Material shown
::::
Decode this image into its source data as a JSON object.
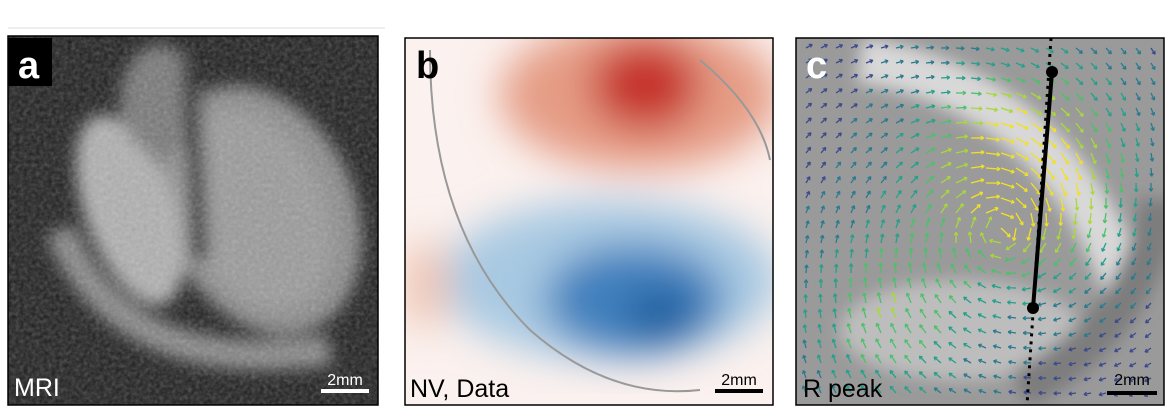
{
  "panels": [
    {
      "letter": "a",
      "label": "MRI",
      "scale": "2mm"
    },
    {
      "letter": "b",
      "label": "NV, Data",
      "scale": "2mm"
    },
    {
      "letter": "c",
      "label": "R peak",
      "scale": "2mm"
    }
  ]
}
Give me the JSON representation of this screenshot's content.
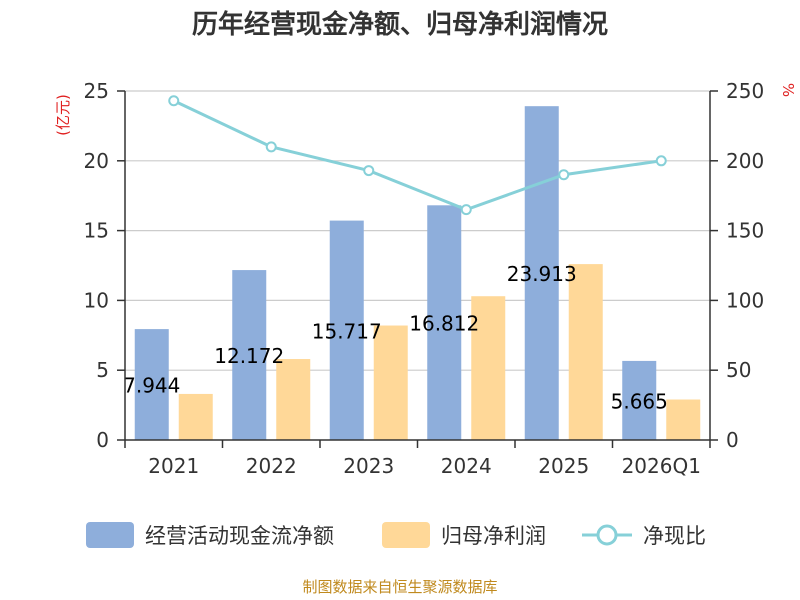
{
  "chart_data": {
    "type": "bar",
    "title": "历年经营现金净额、归母净利润情况",
    "categories": [
      "2021",
      "2022",
      "2023",
      "2024",
      "2025",
      "2026Q1"
    ],
    "series": [
      {
        "name": "经营活动现金流净额",
        "kind": "bar",
        "axis": "left",
        "color": "#8eaedb",
        "values": [
          7.944,
          12.172,
          15.717,
          16.812,
          23.913,
          5.665
        ]
      },
      {
        "name": "归母净利润",
        "kind": "bar",
        "axis": "left",
        "color": "#ffd898",
        "values": [
          3.3,
          5.8,
          8.2,
          10.3,
          12.6,
          2.9
        ]
      },
      {
        "name": "净现比",
        "kind": "line",
        "axis": "right",
        "color": "#86d0d8",
        "values": [
          243,
          210,
          193,
          165,
          190,
          200
        ]
      }
    ],
    "data_labels": [
      "7.944",
      "12.172",
      "15.717",
      "16.812",
      "23.913",
      "5.665"
    ],
    "y_left": {
      "unit": "(亿元)",
      "ylim": [
        0,
        25
      ],
      "ticks": [
        "0",
        "5",
        "10",
        "15",
        "20",
        "25"
      ]
    },
    "y_right": {
      "unit": "%",
      "ylim": [
        0,
        250
      ],
      "ticks": [
        "0",
        "50",
        "100",
        "150",
        "200",
        "250"
      ]
    },
    "legend_position": "bottom",
    "grid": true
  },
  "source": "制图数据来自恒生聚源数据库"
}
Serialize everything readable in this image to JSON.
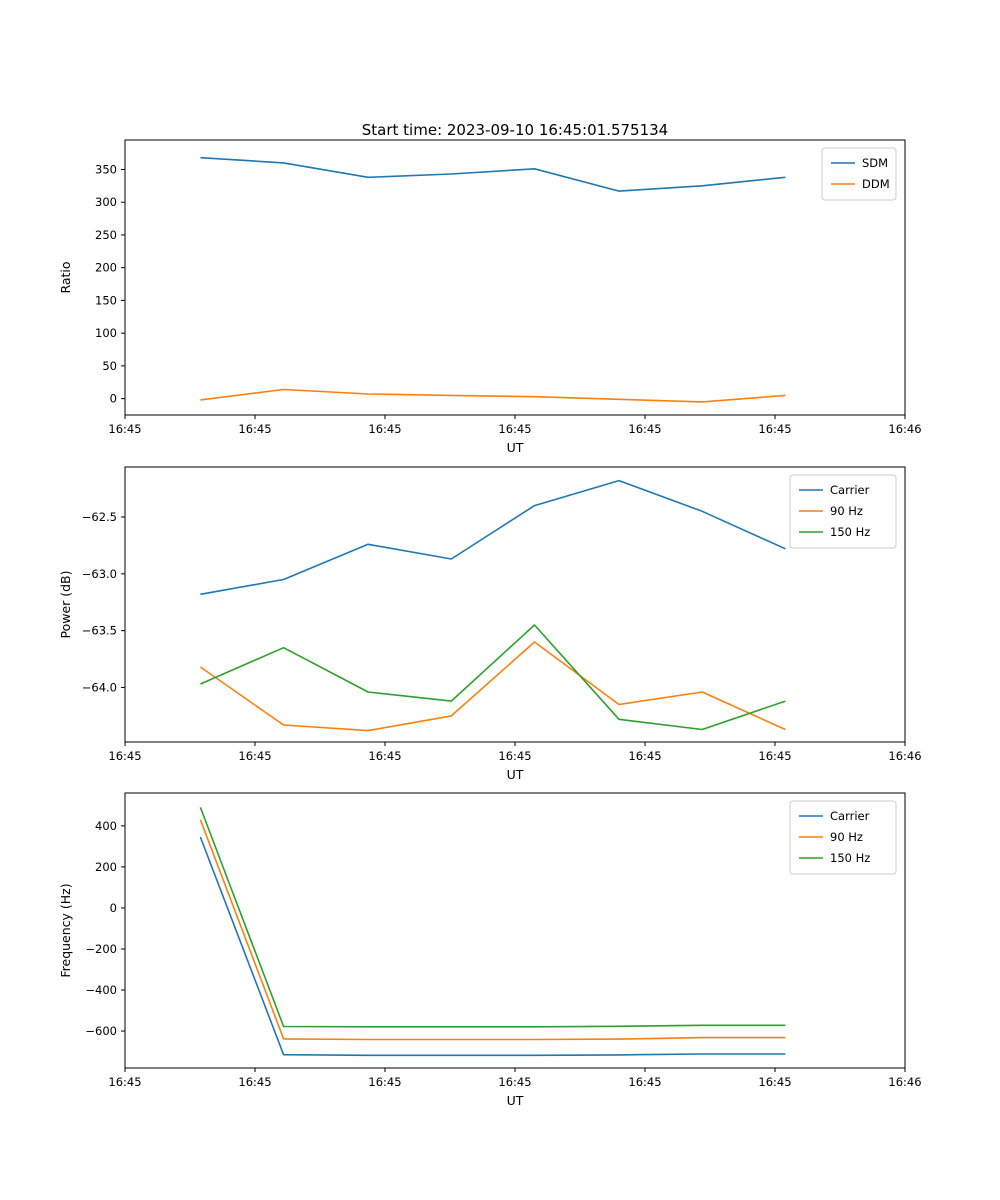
{
  "figure": {
    "title": "Start time: 2023-09-10 16:45:01.575134"
  },
  "colors": {
    "blue": "#1f77b4",
    "orange": "#ff7f0e",
    "green": "#2ca02c"
  },
  "chart_data": [
    {
      "name": "ratio",
      "type": "line",
      "title": "Start time: 2023-09-10 16:45:01.575134",
      "xlabel": "UT",
      "ylabel": "Ratio",
      "grid": false,
      "legend_position": "upper right",
      "xlim": [
        0,
        6
      ],
      "ylim": [
        -25,
        395
      ],
      "x_tick_labels": [
        "16:45",
        "16:45",
        "16:45",
        "16:45",
        "16:45",
        "16:45",
        "16:46"
      ],
      "y_ticks": [
        0,
        50,
        100,
        150,
        200,
        250,
        300,
        350
      ],
      "y_tick_labels": [
        "0",
        "50",
        "100",
        "150",
        "200",
        "250",
        "300",
        "350"
      ],
      "x": [
        0.58,
        1.22,
        1.87,
        2.51,
        3.15,
        3.8,
        4.44,
        5.08
      ],
      "series": [
        {
          "name": "SDM",
          "color": "#1f77b4",
          "values": [
            368,
            360,
            338,
            343,
            351,
            317,
            325,
            338
          ]
        },
        {
          "name": "DDM",
          "color": "#ff7f0e",
          "values": [
            -2,
            14,
            7,
            5,
            3,
            -1,
            -5,
            5
          ]
        }
      ]
    },
    {
      "name": "power",
      "type": "line",
      "title": "",
      "xlabel": "UT",
      "ylabel": "Power (dB)",
      "grid": false,
      "legend_position": "upper right",
      "xlim": [
        0,
        6
      ],
      "ylim": [
        -64.48,
        -62.06
      ],
      "x_tick_labels": [
        "16:45",
        "16:45",
        "16:45",
        "16:45",
        "16:45",
        "16:45",
        "16:46"
      ],
      "y_ticks": [
        -62.5,
        -63.0,
        -63.5,
        -64.0
      ],
      "y_tick_labels": [
        "−62.5",
        "−63.0",
        "−63.5",
        "−64.0"
      ],
      "x": [
        0.58,
        1.22,
        1.87,
        2.51,
        3.15,
        3.8,
        4.44,
        5.08
      ],
      "series": [
        {
          "name": "Carrier",
          "color": "#1f77b4",
          "values": [
            -63.18,
            -63.05,
            -62.74,
            -62.87,
            -62.4,
            -62.18,
            -62.45,
            -62.78
          ]
        },
        {
          "name": "90 Hz",
          "color": "#ff7f0e",
          "values": [
            -63.82,
            -64.33,
            -64.38,
            -64.25,
            -63.6,
            -64.15,
            -64.04,
            -64.37
          ]
        },
        {
          "name": "150 Hz",
          "color": "#2ca02c",
          "values": [
            -63.97,
            -63.65,
            -64.04,
            -64.12,
            -63.45,
            -64.28,
            -64.37,
            -64.12
          ]
        }
      ]
    },
    {
      "name": "frequency",
      "type": "line",
      "title": "",
      "xlabel": "UT",
      "ylabel": "Frequency (Hz)",
      "grid": false,
      "legend_position": "upper right",
      "xlim": [
        0,
        6
      ],
      "ylim": [
        -780,
        560
      ],
      "x_tick_labels": [
        "16:45",
        "16:45",
        "16:45",
        "16:45",
        "16:45",
        "16:45",
        "16:46"
      ],
      "y_ticks": [
        400,
        200,
        0,
        -200,
        -400,
        -600
      ],
      "y_tick_labels": [
        "400",
        "200",
        "0",
        "−200",
        "−400",
        "−600"
      ],
      "x": [
        0.58,
        1.22,
        1.87,
        2.51,
        3.15,
        3.8,
        4.44,
        5.08
      ],
      "series": [
        {
          "name": "Carrier",
          "color": "#1f77b4",
          "values": [
            345,
            -715,
            -718,
            -718,
            -718,
            -716,
            -712,
            -712
          ]
        },
        {
          "name": "90 Hz",
          "color": "#ff7f0e",
          "values": [
            430,
            -638,
            -641,
            -641,
            -641,
            -639,
            -632,
            -632
          ]
        },
        {
          "name": "150 Hz",
          "color": "#2ca02c",
          "values": [
            490,
            -578,
            -579,
            -579,
            -579,
            -577,
            -572,
            -572
          ]
        }
      ]
    }
  ]
}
::::
Exercise instructions
Pull every line containing "Start" out of the data above.

Solution for this problem
    "title": "Start time: 2023-09-10 16:45:01.575134"
      "title": "Start time: 2023-09-10 16:45:01.575134",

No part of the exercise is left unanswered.